* Material supplied *
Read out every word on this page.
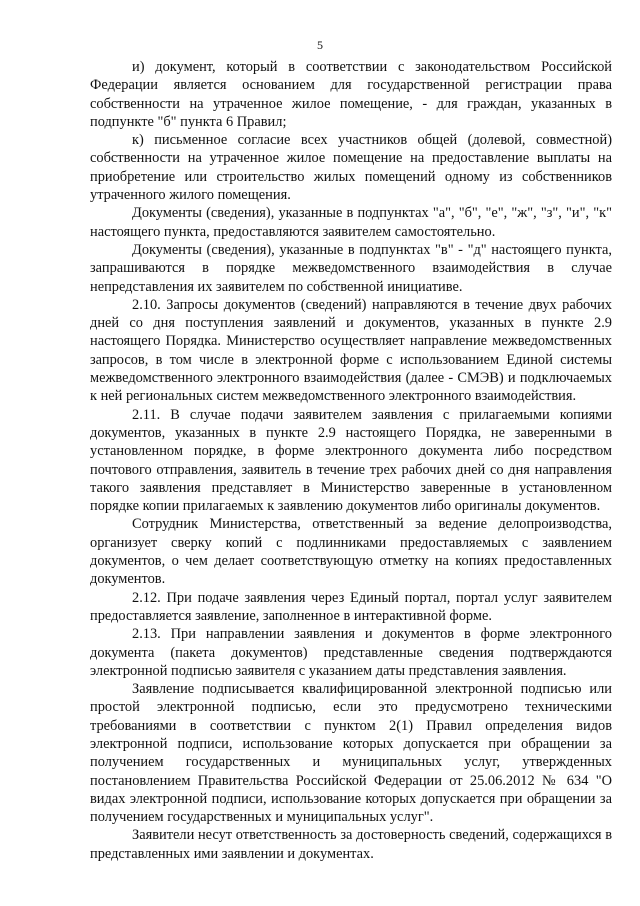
5

и) документ, который в соответствии с законодательством Российской Федерации является основанием для государственной регистрации права собственности на утраченное жилое помещение, - для граждан, указанных в подпункте "б" пункта 6 Правил;

к) письменное согласие всех участников общей (долевой, совместной) собственности на утраченное жилое помещение на предоставление выплаты на приобретение или строительство жилых помещений одному из собственников утраченного жилого помещения.

Документы (сведения), указанные в подпунктах "а", "б", "е", "ж", "з", "и", "к" настоящего пункта, предоставляются заявителем самостоятельно.

Документы (сведения), указанные в подпунктах "в" - "д" настоящего пункта, запрашиваются в порядке межведомственного взаимодействия в случае непредставления их заявителем по собственной инициативе.

2.10. Запросы документов (сведений) направляются в течение двух рабочих дней со дня поступления заявлений и документов, указанных в пункте 2.9 настоящего Порядка. Министерство осуществляет направление межведомственных запросов, в том числе в электронной форме с использованием Единой системы межведомственного электронного взаимодействия (далее - СМЭВ) и подключаемых к ней региональных систем межведомственного электронного взаимодействия.

2.11. В случае подачи заявителем заявления с прилагаемыми копиями документов, указанных в пункте 2.9 настоящего Порядка, не заверенными в установленном порядке, в форме электронного документа либо посредством почтового отправления, заявитель в течение трех рабочих дней со дня направления такого заявления представляет в Министерство заверенные в установленном порядке копии прилагаемых к заявлению документов либо оригиналы документов.

Сотрудник Министерства, ответственный за ведение делопроизводства, организует сверку копий с подлинниками предоставляемых с заявлением документов, о чем делает соответствующую отметку на копиях предоставленных документов.

2.12. При подаче заявления через Единый портал, портал услуг заявителем предоставляется заявление, заполненное в интерактивной форме.

2.13. При направлении заявления и документов в форме электронного документа (пакета документов) представленные сведения подтверждаются электронной подписью заявителя с указанием даты представления заявления.

Заявление подписывается квалифицированной электронной подписью или простой электронной подписью, если это предусмотрено техническими требованиями в соответствии с пунктом 2(1) Правил определения видов электронной подписи, использование которых допускается при обращении за получением государственных и муниципальных услуг, утвержденных постановлением Правительства Российской Федерации от 25.06.2012 № 634 "О видах электронной подписи, использование которых допускается при обращении за получением государственных и муниципальных услуг".

Заявители несут ответственность за достоверность сведений, содержащихся в представленных ими заявлении и документах.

* What is required *
Repeat the material above verbatim, with no pictures in the output.

* Answer in full *
Read out every word on this page.
5

и) документ, который в соответствии с законодательством Российской Федерации является основанием для государственной регистрации права собственности на утраченное жилое помещение, - для граждан, указанных в подпункте "б" пункта 6 Правил;

к) письменное согласие всех участников общей (долевой, совместной) собственности на утраченное жилое помещение на предоставление выплаты на приобретение или строительство жилых помещений одному из собственников утраченного жилого помещения.

Документы (сведения), указанные в подпунктах "а", "б", "е", "ж", "з", "и", "к" настоящего пункта, предоставляются заявителем самостоятельно.

Документы (сведения), указанные в подпунктах "в" - "д" настоящего пункта, запрашиваются в порядке межведомственного взаимодействия в случае непредставления их заявителем по собственной инициативе.

2.10. Запросы документов (сведений) направляются в течение двух рабочих дней со дня поступления заявлений и документов, указанных в пункте 2.9 настоящего Порядка. Министерство осуществляет направление межведомственных запросов, в том числе в электронной форме с использованием Единой системы межведомственного электронного взаимодействия (далее - СМЭВ) и подключаемых к ней региональных систем межведомственного электронного взаимодействия.

2.11. В случае подачи заявителем заявления с прилагаемыми копиями документов, указанных в пункте 2.9 настоящего Порядка, не заверенными в установленном порядке, в форме электронного документа либо посредством почтового отправления, заявитель в течение трех рабочих дней со дня направления такого заявления представляет в Министерство заверенные в установленном порядке копии прилагаемых к заявлению документов либо оригиналы документов.

Сотрудник Министерства, ответственный за ведение делопроизводства, организует сверку копий с подлинниками предоставляемых с заявлением документов, о чем делает соответствующую отметку на копиях предоставленных документов.

2.12. При подаче заявления через Единый портал, портал услуг заявителем предоставляется заявление, заполненное в интерактивной форме.

2.13. При направлении заявления и документов в форме электронного документа (пакета документов) представленные сведения подтверждаются электронной подписью заявителя с указанием даты представления заявления.

Заявление подписывается квалифицированной электронной подписью или простой электронной подписью, если это предусмотрено техническими требованиями в соответствии с пунктом 2(1) Правил определения видов электронной подписи, использование которых допускается при обращении за получением государственных и муниципальных услуг, утвержденных постановлением Правительства Российской Федерации от 25.06.2012 № 634 "О видах электронной подписи, использование которых допускается при обращении за получением государственных и муниципальных услуг".

Заявители несут ответственность за достоверность сведений, содержащихся в представленных ими заявлении и документах.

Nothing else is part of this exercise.